§ **Written problem**: Pictures stay out of the copy; restate everything else in the material exactly.
## start Material to process
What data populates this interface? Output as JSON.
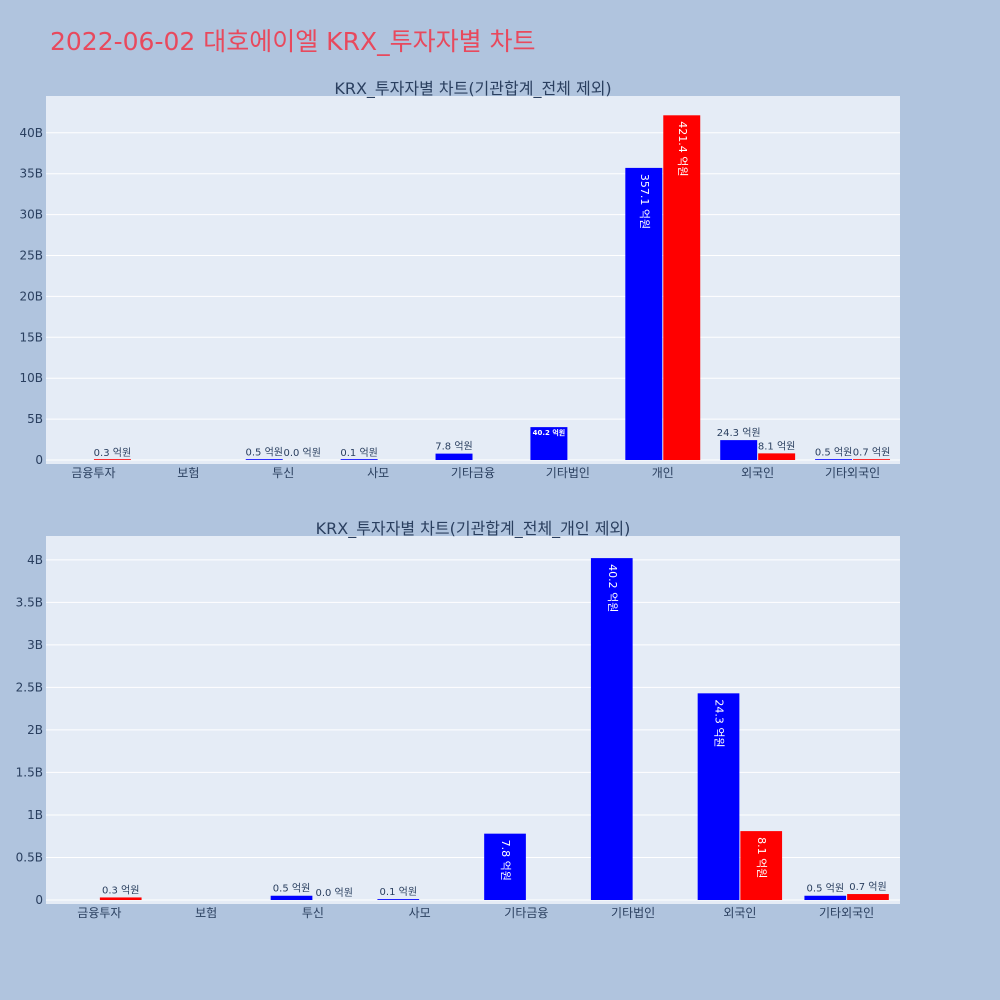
{
  "page_title": "2022-06-02 대호에이엘 KRX_투자자별 차트",
  "colors": {
    "background": "#b0c4de",
    "plot_bg": "#e5ecf6",
    "buy": "#0000ff",
    "sell": "#ff0000",
    "title": "#e8495d"
  },
  "chart_data": [
    {
      "type": "bar",
      "title": "KRX_투자자별 차트(기관합계_전체 제외)",
      "categories": [
        "금융투자",
        "보험",
        "투신",
        "사모",
        "기타금융",
        "기타법인",
        "개인",
        "외국인",
        "기타외국인"
      ],
      "series": [
        {
          "values": [
            0,
            0,
            0.05,
            0.01,
            0.78,
            4.02,
            35.71,
            2.43,
            0.05
          ],
          "labels": [
            "",
            "",
            "0.5 억원",
            "0.1 억원",
            "7.8 억원",
            "40.2 억원",
            "357.1 억원",
            "24.3 억원",
            "0.5 억원"
          ],
          "color": "#0000ff"
        },
        {
          "values": [
            0.03,
            0,
            0,
            0,
            0,
            0,
            42.14,
            0.81,
            0.07
          ],
          "labels": [
            "0.3 억원",
            "",
            "0.0 억원",
            "",
            "",
            "",
            "421.4 억원",
            "8.1 억원",
            "0.7 억원"
          ],
          "color": "#ff0000"
        }
      ],
      "ylim": [
        0,
        44.5
      ],
      "yticks": [
        0,
        5,
        10,
        15,
        20,
        25,
        30,
        35,
        40
      ],
      "ytick_labels": [
        "0",
        "5B",
        "10B",
        "15B",
        "20B",
        "25B",
        "30B",
        "35B",
        "40B"
      ],
      "grid": true
    },
    {
      "type": "bar",
      "title": "KRX_투자자별 차트(기관합계_전체_개인 제외)",
      "categories": [
        "금융투자",
        "보험",
        "투신",
        "사모",
        "기타금융",
        "기타법인",
        "외국인",
        "기타외국인"
      ],
      "series": [
        {
          "values": [
            0,
            0,
            0.05,
            0.01,
            0.78,
            4.02,
            2.43,
            0.05
          ],
          "labels": [
            "",
            "",
            "0.5 억원",
            "0.1 억원",
            "7.8 억원",
            "40.2 억원",
            "24.3 억원",
            "0.5 억원"
          ],
          "color": "#0000ff"
        },
        {
          "values": [
            0.03,
            0,
            0,
            0,
            0,
            0,
            0.81,
            0.07
          ],
          "labels": [
            "0.3 억원",
            "",
            "0.0 억원",
            "",
            "",
            "",
            "8.1 억원",
            "0.7 억원"
          ],
          "color": "#ff0000"
        }
      ],
      "ylim": [
        0,
        4.28
      ],
      "yticks": [
        0,
        0.5,
        1,
        1.5,
        2,
        2.5,
        3,
        3.5,
        4
      ],
      "ytick_labels": [
        "0",
        "0.5B",
        "1B",
        "1.5B",
        "2B",
        "2.5B",
        "3B",
        "3.5B",
        "4B"
      ],
      "grid": true
    }
  ]
}
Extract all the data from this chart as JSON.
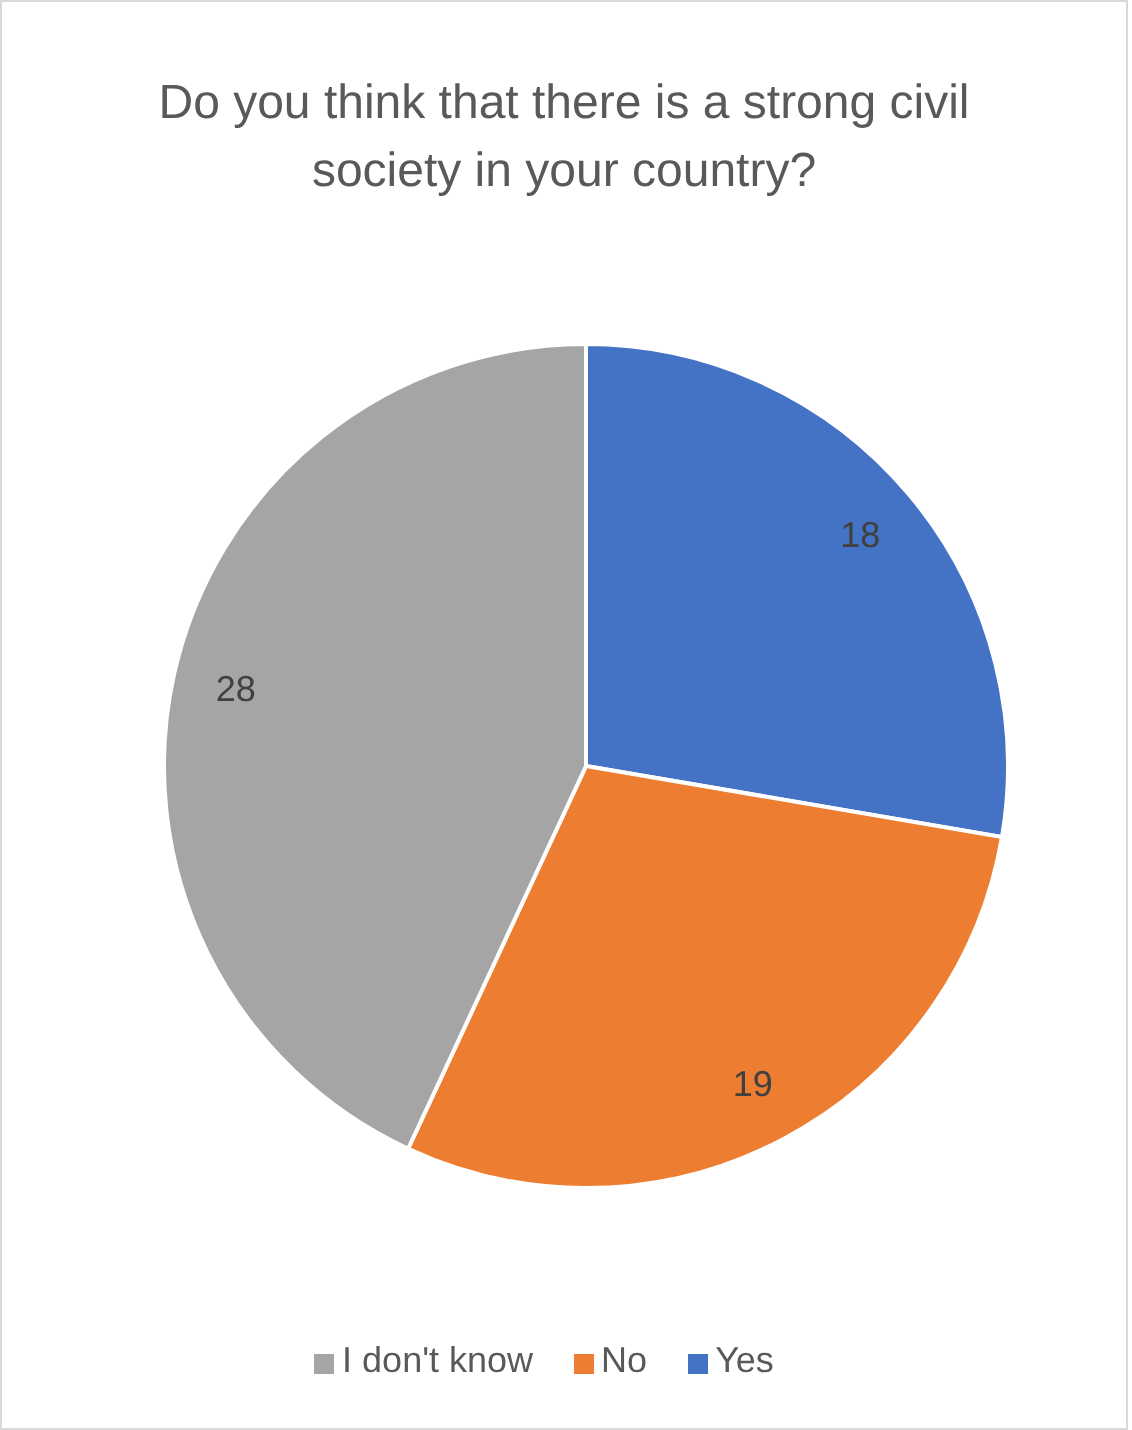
{
  "chart_data": {
    "type": "pie",
    "title": "Do you think that there is a strong civil society in your country?",
    "categories": [
      "Yes",
      "No",
      "I don't know"
    ],
    "values": [
      18,
      19,
      28
    ],
    "colors": [
      "#4472c4",
      "#ed7d31",
      "#a5a5a5"
    ],
    "data_labels": true,
    "legend": "bottom"
  }
}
## end Material to process
§ **Answer for this exercise**:
What data populates this interface? Output as JSON.
{
  "page_title": "2022-06-02 대호에이엘 KRX_투자자별 차트",
  "colors": {
    "background": "#b0c4de",
    "plot_bg": "#e5ecf6",
    "buy": "#0000ff",
    "sell": "#ff0000",
    "title": "#e8495d"
  },
  "chart_data": [
    {
      "type": "bar",
      "title": "KRX_투자자별 차트(기관합계_전체 제외)",
      "categories": [
        "금융투자",
        "보험",
        "투신",
        "사모",
        "기타금융",
        "기타법인",
        "개인",
        "외국인",
        "기타외국인"
      ],
      "series": [
        {
          "values": [
            0,
            0,
            0.05,
            0.01,
            0.78,
            4.02,
            35.71,
            2.43,
            0.05
          ],
          "labels": [
            "",
            "",
            "0.5 억원",
            "0.1 억원",
            "7.8 억원",
            "40.2 억원",
            "357.1 억원",
            "24.3 억원",
            "0.5 억원"
          ],
          "color": "#0000ff"
        },
        {
          "values": [
            0.03,
            0,
            0,
            0,
            0,
            0,
            42.14,
            0.81,
            0.07
          ],
          "labels": [
            "0.3 억원",
            "",
            "0.0 억원",
            "",
            "",
            "",
            "421.4 억원",
            "8.1 억원",
            "0.7 억원"
          ],
          "color": "#ff0000"
        }
      ],
      "ylim": [
        0,
        44.5
      ],
      "yticks": [
        0,
        5,
        10,
        15,
        20,
        25,
        30,
        35,
        40
      ],
      "ytick_labels": [
        "0",
        "5B",
        "10B",
        "15B",
        "20B",
        "25B",
        "30B",
        "35B",
        "40B"
      ],
      "grid": true
    },
    {
      "type": "bar",
      "title": "KRX_투자자별 차트(기관합계_전체_개인 제외)",
      "categories": [
        "금융투자",
        "보험",
        "투신",
        "사모",
        "기타금융",
        "기타법인",
        "외국인",
        "기타외국인"
      ],
      "series": [
        {
          "values": [
            0,
            0,
            0.05,
            0.01,
            0.78,
            4.02,
            2.43,
            0.05
          ],
          "labels": [
            "",
            "",
            "0.5 억원",
            "0.1 억원",
            "7.8 억원",
            "40.2 억원",
            "24.3 억원",
            "0.5 억원"
          ],
          "color": "#0000ff"
        },
        {
          "values": [
            0.03,
            0,
            0,
            0,
            0,
            0,
            0.81,
            0.07
          ],
          "labels": [
            "0.3 억원",
            "",
            "0.0 억원",
            "",
            "",
            "",
            "8.1 억원",
            "0.7 억원"
          ],
          "color": "#ff0000"
        }
      ],
      "ylim": [
        0,
        4.28
      ],
      "yticks": [
        0,
        0.5,
        1,
        1.5,
        2,
        2.5,
        3,
        3.5,
        4
      ],
      "ytick_labels": [
        "0",
        "0.5B",
        "1B",
        "1.5B",
        "2B",
        "2.5B",
        "3B",
        "3.5B",
        "4B"
      ],
      "grid": true
    }
  ]
}
Extract all the data from this chart as JSON.
{
  "chart_data": {
    "type": "pie",
    "title": "Do you think that there is a strong civil society in your country?",
    "categories": [
      "Yes",
      "No",
      "I don't know"
    ],
    "values": [
      18,
      19,
      28
    ],
    "colors": [
      "#4472c4",
      "#ed7d31",
      "#a5a5a5"
    ],
    "data_labels": true,
    "legend": "bottom"
  }
}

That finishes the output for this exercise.